_Things to do_.
**a)** In the records, copy out the lines word for word, beginning with the line that contains "app-icon: [818, 307, 844, 320]" and ending with the line that contains "app-icon: [710, 275, 736, 288]", both of those lines included.
**b)** Pick up the text about OpenNEX and the Amazon Climate Research Grants where it stops, and continue writing it.

*** Given text ***

In conjunction with our friends at NASA, we announced the OpenNEX (NASA Earth Exchange) program and the OpenNEX Challenge late last year. OpenNEX is a collection of data sets produced by Earth science satellites (over 32 TB at last count) and a set of virtual labs, lectures, and Amazon Machine Images (AMIs) for those interested in learning about the data and how to process it on AWS. For example, you can learn how to use Python, R or shell scripts to interact with the OpenNEX data, generate a true-color Landsat image, enhance Landsat images with atmospheric corrections, or work with the NEX Downscaled Climate projections (NEXDCP-30).

Amazon Climate Research Grants
We are interested in exploring ways to use computational analysis to drive innovative research in to climate change. In order to help to drive this work forward, we are now calling for proposals for Amazon Climate Research Grants. In early September, we will award grants of free access to supercomputing resources running on the Amazon Elastic Compute Cloud (Amazon EC2).

The grants will provide access to more than fifty million core hours via the EC2 Spot Market. Our goal is to encourage and accelerate research that will result in an improved understanding of the scope and effects of climate change, along with analyses that could suggest potential mitigating actions. Recipients have the opportunity to deliver an update on their progress and to reveal early findings at the AWS re:Invent conference in mid-November.

*** Materials provided ***

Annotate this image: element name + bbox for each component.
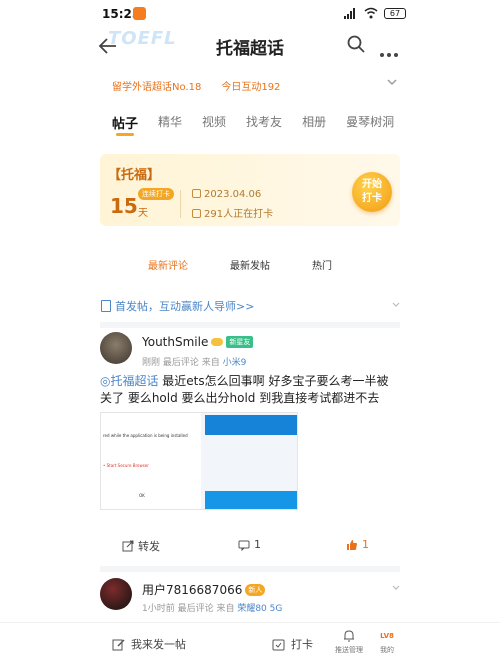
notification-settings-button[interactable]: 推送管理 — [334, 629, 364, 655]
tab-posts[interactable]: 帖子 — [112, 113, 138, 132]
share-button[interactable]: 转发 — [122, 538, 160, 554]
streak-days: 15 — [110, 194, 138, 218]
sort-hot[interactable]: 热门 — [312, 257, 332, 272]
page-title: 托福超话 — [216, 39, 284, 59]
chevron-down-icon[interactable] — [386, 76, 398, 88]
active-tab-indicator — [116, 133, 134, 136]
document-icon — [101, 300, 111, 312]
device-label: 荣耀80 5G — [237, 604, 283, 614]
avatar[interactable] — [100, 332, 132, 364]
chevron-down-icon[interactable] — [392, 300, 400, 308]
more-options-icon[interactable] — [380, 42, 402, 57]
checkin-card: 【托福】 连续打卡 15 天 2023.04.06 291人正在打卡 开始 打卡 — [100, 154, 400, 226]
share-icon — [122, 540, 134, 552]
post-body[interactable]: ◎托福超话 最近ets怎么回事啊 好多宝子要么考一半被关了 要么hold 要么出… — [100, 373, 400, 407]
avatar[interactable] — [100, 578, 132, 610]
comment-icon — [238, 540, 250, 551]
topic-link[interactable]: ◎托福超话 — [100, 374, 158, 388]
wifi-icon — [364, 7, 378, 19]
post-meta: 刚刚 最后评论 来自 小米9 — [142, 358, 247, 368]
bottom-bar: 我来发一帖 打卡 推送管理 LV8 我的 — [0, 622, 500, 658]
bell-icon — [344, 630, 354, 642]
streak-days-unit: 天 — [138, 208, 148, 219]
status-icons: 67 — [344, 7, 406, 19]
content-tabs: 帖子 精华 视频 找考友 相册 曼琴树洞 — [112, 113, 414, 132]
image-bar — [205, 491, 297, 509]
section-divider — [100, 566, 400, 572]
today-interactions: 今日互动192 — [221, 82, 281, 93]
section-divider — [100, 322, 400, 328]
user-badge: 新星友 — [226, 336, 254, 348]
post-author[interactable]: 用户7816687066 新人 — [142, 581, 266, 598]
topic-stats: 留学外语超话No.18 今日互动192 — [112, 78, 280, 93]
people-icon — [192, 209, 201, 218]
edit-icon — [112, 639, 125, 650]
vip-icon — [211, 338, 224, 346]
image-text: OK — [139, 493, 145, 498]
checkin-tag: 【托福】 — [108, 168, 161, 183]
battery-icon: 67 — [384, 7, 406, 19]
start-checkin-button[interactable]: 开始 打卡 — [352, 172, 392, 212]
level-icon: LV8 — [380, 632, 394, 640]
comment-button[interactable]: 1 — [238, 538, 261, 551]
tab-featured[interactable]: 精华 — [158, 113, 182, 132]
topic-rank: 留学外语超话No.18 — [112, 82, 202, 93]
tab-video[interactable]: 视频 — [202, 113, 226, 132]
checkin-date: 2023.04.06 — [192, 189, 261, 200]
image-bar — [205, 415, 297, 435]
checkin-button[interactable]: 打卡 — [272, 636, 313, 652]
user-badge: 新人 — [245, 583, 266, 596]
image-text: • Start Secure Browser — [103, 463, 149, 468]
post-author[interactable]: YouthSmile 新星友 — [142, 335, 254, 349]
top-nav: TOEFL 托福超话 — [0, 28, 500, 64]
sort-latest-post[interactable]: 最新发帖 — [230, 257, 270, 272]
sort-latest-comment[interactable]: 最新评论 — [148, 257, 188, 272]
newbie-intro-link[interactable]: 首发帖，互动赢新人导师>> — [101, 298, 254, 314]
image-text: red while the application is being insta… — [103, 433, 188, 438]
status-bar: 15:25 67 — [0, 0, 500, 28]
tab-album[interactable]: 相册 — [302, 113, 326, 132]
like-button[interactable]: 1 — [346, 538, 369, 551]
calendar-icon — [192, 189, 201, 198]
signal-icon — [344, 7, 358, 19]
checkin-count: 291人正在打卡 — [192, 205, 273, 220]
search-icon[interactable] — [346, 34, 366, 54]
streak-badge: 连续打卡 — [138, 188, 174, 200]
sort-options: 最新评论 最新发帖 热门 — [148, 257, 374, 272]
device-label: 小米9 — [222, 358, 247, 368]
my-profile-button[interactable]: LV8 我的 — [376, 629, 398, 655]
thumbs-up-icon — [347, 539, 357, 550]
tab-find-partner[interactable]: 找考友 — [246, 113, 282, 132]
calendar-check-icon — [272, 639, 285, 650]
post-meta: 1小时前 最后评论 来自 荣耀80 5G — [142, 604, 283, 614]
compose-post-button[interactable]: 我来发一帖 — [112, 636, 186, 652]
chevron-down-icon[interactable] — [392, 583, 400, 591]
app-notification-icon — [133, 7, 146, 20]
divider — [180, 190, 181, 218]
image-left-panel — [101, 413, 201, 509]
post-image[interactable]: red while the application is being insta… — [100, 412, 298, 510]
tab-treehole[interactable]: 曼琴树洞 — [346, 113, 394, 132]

***
*** Materials provided ***

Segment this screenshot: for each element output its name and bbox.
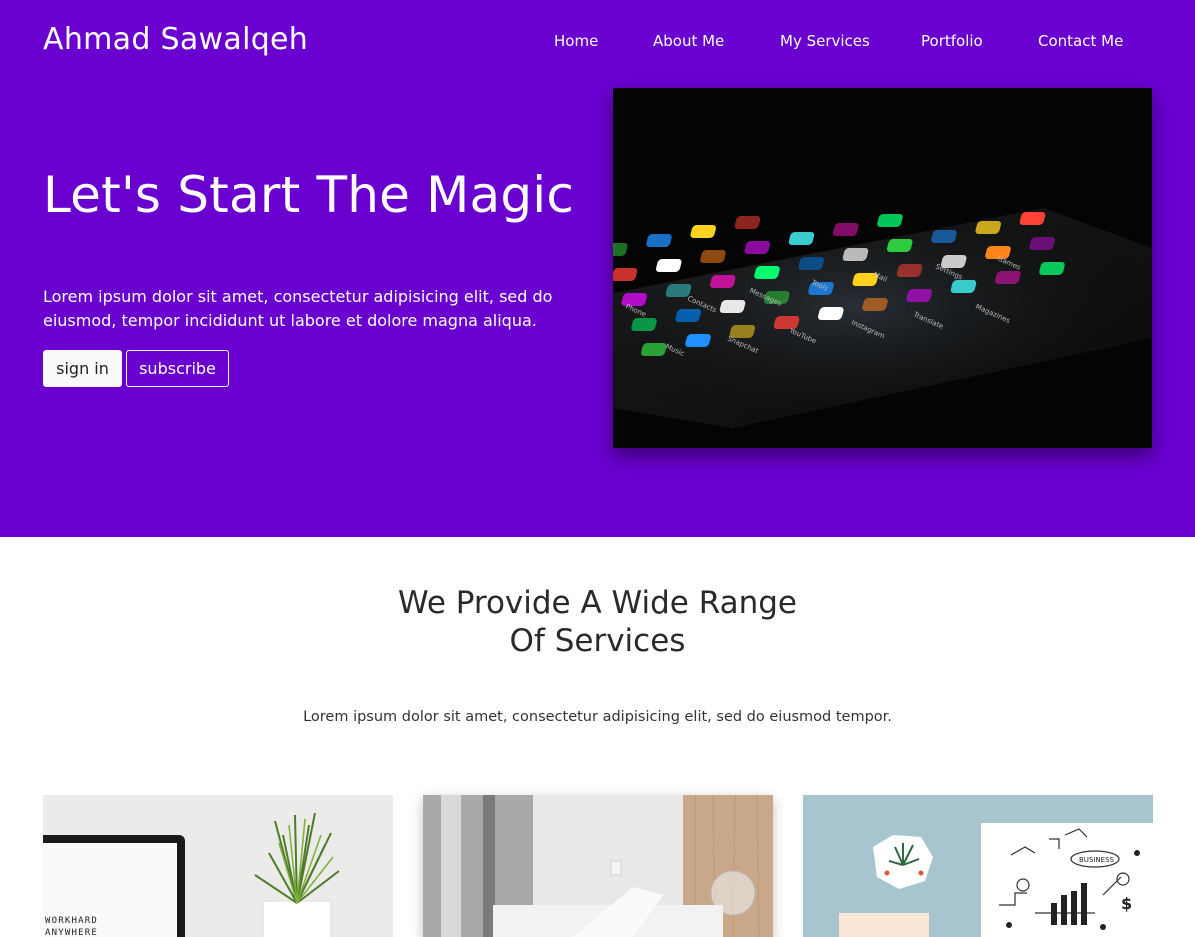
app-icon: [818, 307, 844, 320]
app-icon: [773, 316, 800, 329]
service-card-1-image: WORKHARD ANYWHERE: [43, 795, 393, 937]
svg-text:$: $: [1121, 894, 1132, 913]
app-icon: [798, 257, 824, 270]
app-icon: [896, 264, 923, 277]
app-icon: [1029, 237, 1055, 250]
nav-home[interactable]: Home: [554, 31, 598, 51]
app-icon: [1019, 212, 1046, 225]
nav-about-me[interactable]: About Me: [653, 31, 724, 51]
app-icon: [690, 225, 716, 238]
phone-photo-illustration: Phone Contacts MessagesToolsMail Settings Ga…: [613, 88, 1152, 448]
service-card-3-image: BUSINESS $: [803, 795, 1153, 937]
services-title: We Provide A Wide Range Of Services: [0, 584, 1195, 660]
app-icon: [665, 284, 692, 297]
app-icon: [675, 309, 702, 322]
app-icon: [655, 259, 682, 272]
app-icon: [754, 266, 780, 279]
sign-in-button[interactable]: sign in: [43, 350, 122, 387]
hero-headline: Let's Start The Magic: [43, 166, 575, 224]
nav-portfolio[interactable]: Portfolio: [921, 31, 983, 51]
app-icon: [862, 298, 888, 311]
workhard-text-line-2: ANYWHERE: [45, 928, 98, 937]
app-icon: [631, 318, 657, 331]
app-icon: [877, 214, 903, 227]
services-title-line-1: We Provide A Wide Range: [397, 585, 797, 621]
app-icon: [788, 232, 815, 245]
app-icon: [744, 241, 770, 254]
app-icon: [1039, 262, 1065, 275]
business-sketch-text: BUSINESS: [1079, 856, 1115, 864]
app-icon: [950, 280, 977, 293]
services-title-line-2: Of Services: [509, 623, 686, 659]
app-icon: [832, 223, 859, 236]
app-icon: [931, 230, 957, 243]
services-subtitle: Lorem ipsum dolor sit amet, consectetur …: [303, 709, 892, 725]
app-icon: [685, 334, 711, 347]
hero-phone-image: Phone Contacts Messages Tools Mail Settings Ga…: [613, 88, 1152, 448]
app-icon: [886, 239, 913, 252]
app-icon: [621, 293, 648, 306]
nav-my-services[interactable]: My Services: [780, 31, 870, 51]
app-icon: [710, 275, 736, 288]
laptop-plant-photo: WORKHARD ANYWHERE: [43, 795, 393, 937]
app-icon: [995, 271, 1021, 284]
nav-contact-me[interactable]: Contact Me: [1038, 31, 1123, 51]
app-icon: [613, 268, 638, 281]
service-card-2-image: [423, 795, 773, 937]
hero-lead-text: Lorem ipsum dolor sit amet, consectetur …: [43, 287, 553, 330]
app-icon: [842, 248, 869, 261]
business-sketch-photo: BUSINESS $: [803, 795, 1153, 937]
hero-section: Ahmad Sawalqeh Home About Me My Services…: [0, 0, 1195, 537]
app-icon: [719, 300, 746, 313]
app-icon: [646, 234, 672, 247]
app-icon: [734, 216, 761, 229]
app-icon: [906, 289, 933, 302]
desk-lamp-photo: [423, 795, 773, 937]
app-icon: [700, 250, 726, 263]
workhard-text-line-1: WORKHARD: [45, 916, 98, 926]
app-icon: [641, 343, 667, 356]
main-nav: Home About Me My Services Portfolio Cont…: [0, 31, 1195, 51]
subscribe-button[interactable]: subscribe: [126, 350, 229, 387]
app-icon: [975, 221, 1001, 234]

***

_Answers for the exercise_.
**a)**
app-icon: [818, 307, 844, 320]
app-icon: [773, 316, 800, 329]
service-card-1-image: WORKHARD ANYWHERE: [43, 795, 393, 937]
svg-text:$: $: [1121, 894, 1132, 913]
app-icon: [798, 257, 824, 270]
app-icon: [896, 264, 923, 277]
app-icon: [1029, 237, 1055, 250]
nav-home[interactable]: Home: [554, 31, 598, 51]
app-icon: [1019, 212, 1046, 225]
nav-about-me[interactable]: About Me: [653, 31, 724, 51]
app-icon: [690, 225, 716, 238]
phone-photo-illustration: Phone Contacts MessagesToolsMail Settings Ga…: [613, 88, 1152, 448]
service-card-3-image: BUSINESS $: [803, 795, 1153, 937]
services-title: We Provide A Wide Range Of Services: [0, 584, 1195, 660]
app-icon: [665, 284, 692, 297]
app-icon: [675, 309, 702, 322]
app-icon: [655, 259, 682, 272]
app-icon: [754, 266, 780, 279]
sign-in-button[interactable]: sign in: [43, 350, 122, 387]
hero-headline: Let's Start The Magic: [43, 166, 575, 224]
nav-portfolio[interactable]: Portfolio: [921, 31, 983, 51]
app-icon: [862, 298, 888, 311]
workhard-text-line-2: ANYWHERE: [45, 928, 98, 937]
app-icon: [631, 318, 657, 331]
app-icon: [877, 214, 903, 227]
services-title-line-1: We Provide A Wide Range: [397, 585, 797, 621]
app-icon: [788, 232, 815, 245]
app-icon: [744, 241, 770, 254]
app-icon: [1039, 262, 1065, 275]
business-sketch-text: BUSINESS: [1079, 856, 1115, 864]
app-icon: [950, 280, 977, 293]
services-title-line-2: Of Services: [509, 623, 686, 659]
app-icon: [832, 223, 859, 236]
app-icon: [931, 230, 957, 243]
services-subtitle: Lorem ipsum dolor sit amet, consectetur …: [303, 709, 892, 725]
app-icon: [685, 334, 711, 347]
hero-phone-image: Phone Contacts Messages Tools Mail Settings Ga…: [613, 88, 1152, 448]
app-icon: [886, 239, 913, 252]
app-icon: [621, 293, 648, 306]
nav-my-services[interactable]: My Services: [780, 31, 870, 51]
app-icon: [710, 275, 736, 288]

**b)**
Timelines
If you are interested in applying for an Amazon Climate Research Grant, here are some dates to keep in mind:

  • July 29, 2014 – Call for proposals opens.
  • August 29, 2014 – Submissions are due.
  • Early September 2014 – Recipients notified; AWS grants issued.
  • November 2014 – Recipients present initial research and findings at AWS re:Invent.

To learn more or to submit a proposal, please visit the Amazon Climate Change Grants page.

AWS for HPC
Let’s wrap up this post with a quick look at an AWS HPC success story!

The Globus team at the University of Chicago/Argonne National Lab used an AWS Research grant to create the Galaxy instance and use EC2 Spot instances to run various climate impact models and applications that project irrigation water availability and agricultural production under climate change. You can learn more about this “Science as a Service on AWS” project by taking a peek at the following presentation:

Your Turn
I am looking forward to taking a look at the proposals and to seeing the first results at re:Invent. If you have an interesting and relevant project in mind, I invite you to apply now!.

Jeff;

Modified 11/04/2020 – In an effort to ensure a great experience, expired links in this post have been updated or removed from the original post.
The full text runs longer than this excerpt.